== Passage provided ==
*** Block opens ***

Normal age-related visual impairments such as macular degeneration, cataracts and glaucoma can impact day-to-day functioning. They can affect our ability to drive, read prescription bottles, safely maneuver an uneven sidewalk, or recognize a friend at church.

Visual impairments can also affect our ability to communicate effectively with others. We observe our partners to see if they “get” what we are saying when we talk to them. Consider the visual clues that we look for during a conversation:

  • Facial cues, which indicate mood or emotion
  • Hand gestures, which can indicate size or direction
  • Turn-taking cues, including raised eyebrows
  • Feedback, such as head nodding

These types of non-verbal messages may be lost or misunderstood by people with poor vision. Both people in the conversation are then prone to misinterpretation. Imagine not being able to see someone roll his eyes when making a sarcastic remark. You might think that he is rude and he might think that you don’t have a sense of humor!

Here are some simple things you can do when talking to someone who has visual impairments:

  1. Identify yourself when going to visit. “Hi Grandma. It’s me, Mary.”
  2. Describe what you mean with words in addition to hand gestures. “The fish was two feet long.”
  3. Sit in a well-lit area, but avoid sitting directly in front of bright windows or standing in doorways. This “backlighting” causes a silhouette effect and people cannot see your face clearly.

*** Block closes ***

== Task list ==
1. Summarize the passage on visual impairment in two sentences.
2. From the passage on visual impairment, list every visual clue it says we look for during a conversation.
3. Reproduce a section of the passage on visual impairment word for word, beginning at the words "These types of" and stopping after "your face clearly.".

(Data records)
*** Block opens ***

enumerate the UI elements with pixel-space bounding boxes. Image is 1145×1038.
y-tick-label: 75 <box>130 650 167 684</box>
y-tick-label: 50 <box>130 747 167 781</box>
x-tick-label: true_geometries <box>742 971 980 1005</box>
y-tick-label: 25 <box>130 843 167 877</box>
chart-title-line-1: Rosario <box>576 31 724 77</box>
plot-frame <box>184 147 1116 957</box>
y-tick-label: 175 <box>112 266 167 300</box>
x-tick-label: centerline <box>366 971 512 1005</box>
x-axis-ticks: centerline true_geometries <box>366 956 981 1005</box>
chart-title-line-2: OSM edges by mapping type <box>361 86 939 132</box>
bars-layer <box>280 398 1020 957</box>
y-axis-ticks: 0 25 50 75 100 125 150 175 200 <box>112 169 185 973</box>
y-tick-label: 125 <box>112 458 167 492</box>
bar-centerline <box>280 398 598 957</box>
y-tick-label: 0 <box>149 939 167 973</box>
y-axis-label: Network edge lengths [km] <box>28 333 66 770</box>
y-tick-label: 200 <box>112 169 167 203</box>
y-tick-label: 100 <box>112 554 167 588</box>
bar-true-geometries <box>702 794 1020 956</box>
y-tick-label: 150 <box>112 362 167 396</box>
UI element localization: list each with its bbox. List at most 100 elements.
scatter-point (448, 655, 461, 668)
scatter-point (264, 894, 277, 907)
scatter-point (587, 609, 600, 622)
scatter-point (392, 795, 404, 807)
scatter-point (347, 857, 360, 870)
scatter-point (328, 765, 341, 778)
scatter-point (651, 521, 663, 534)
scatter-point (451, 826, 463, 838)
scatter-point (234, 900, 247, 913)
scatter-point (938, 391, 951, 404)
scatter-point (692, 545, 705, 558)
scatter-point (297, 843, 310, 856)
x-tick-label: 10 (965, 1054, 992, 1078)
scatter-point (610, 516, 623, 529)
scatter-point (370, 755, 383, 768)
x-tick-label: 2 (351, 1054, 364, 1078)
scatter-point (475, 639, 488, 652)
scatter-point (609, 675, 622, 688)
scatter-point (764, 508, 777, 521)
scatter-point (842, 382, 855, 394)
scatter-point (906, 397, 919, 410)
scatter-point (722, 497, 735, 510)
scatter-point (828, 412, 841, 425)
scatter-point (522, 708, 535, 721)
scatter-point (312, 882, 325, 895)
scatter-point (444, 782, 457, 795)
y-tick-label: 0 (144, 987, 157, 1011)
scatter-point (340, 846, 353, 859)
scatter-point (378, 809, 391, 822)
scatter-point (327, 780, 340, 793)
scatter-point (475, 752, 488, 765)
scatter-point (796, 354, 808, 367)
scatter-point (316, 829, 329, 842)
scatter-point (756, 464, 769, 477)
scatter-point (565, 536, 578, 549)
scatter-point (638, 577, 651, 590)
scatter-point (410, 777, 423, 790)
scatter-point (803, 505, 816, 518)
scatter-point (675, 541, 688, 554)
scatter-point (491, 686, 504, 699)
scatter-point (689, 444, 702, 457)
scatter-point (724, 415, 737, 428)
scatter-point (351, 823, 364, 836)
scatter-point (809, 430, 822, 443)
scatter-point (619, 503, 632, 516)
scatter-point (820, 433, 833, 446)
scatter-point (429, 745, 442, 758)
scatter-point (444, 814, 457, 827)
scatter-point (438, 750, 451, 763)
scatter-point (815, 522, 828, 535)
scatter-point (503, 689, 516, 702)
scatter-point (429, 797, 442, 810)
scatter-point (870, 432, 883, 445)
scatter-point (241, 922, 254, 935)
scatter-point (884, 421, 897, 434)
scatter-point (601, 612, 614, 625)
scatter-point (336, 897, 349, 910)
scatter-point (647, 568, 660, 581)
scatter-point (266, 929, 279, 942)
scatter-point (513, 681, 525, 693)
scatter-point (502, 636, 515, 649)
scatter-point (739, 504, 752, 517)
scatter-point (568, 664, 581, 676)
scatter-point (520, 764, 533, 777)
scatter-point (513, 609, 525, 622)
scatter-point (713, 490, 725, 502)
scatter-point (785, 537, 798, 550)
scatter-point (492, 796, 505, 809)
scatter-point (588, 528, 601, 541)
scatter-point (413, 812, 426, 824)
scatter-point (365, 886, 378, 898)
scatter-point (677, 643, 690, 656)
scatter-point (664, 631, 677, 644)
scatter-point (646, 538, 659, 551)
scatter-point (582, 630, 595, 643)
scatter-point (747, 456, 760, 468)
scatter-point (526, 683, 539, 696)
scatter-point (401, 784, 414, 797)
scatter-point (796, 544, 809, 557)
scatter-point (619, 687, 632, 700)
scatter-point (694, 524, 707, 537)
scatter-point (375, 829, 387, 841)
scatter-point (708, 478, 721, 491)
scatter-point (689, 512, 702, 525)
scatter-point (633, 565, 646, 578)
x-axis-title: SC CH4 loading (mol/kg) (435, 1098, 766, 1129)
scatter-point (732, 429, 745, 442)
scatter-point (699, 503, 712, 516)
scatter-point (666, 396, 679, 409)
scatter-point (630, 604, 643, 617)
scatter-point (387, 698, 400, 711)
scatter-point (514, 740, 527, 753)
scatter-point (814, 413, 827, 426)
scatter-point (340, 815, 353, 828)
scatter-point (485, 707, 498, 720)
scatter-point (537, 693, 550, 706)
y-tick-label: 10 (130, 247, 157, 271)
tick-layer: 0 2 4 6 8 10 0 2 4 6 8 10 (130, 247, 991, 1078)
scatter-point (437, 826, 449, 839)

*** Block closes ***

== List of solutions ==
1. Age-related visual impairments such as macular degeneration, cataracts and glaucoma can affect daily functioning and communication, because non-verbal messages like facial cues, hand gestures, turn-taking cues and head nodding may be lost or misunderstood. When talking with someone who has visual impairments, you can identify yourself, describe things in words as well as with gestures, and sit in a well-lit area while avoiding backlighting.

2.
- Facial cues, which indicate mood or emotion
- Hand gestures, which can indicate size or direction
- Turn-taking cues, including raised eyebrows
- Feedback, such as head nodding

3.
These types of non-verbal messages may be lost or misunderstood by people with poor vision. Both people in the conversation are then prone to misinterpretation. Imagine not being able to see someone roll his eyes when making a sarcastic remark. You might think that he is rude and he might think that you don’t have a sense of humor!

Here are some simple things you can do when talking to someone who has visual impairments:

  1. Identify yourself when going to visit. “Hi Grandma. It’s me, Mary.”
  2. Describe what you mean with words in addition to hand gestures. “The fish was two feet long.”
  3. Sit in a well-lit area, but avoid sitting directly in front of bright windows or standing in doorways. This “backlighting” causes a silhouette effect and people cannot see your face clearly.